**PROBLEM DESCRIPTION**: Write out every single entry exactly.

(Rows from a figure dataset)
——————————

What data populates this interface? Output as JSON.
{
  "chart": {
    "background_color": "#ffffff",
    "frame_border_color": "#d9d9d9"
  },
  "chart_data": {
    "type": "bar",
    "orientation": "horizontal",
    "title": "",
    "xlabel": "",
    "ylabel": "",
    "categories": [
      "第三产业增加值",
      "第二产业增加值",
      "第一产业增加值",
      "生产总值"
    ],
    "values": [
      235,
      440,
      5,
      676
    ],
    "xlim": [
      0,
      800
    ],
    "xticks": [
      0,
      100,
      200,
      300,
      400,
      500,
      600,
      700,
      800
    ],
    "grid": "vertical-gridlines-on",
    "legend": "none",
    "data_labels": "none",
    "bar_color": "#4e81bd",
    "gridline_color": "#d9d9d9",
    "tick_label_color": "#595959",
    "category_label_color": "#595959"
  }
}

——————————

**FULL RESPONSE**:
What data populates this interface? Output as JSON.
{
  "chart": {
    "background_color": "#ffffff",
    "frame_border_color": "#d9d9d9"
  },
  "chart_data": {
    "type": "bar",
    "orientation": "horizontal",
    "title": "",
    "xlabel": "",
    "ylabel": "",
    "categories": [
      "第三产业增加值",
      "第二产业增加值",
      "第一产业增加值",
      "生产总值"
    ],
    "values": [
      235,
      440,
      5,
      676
    ],
    "xlim": [
      0,
      800
    ],
    "xticks": [
      0,
      100,
      200,
      300,
      400,
      500,
      600,
      700,
      800
    ],
    "grid": "vertical-gridlines-on",
    "legend": "none",
    "data_labels": "none",
    "bar_color": "#4e81bd",
    "gridline_color": "#d9d9d9",
    "tick_label_color": "#595959",
    "category_label_color": "#595959"
  }
}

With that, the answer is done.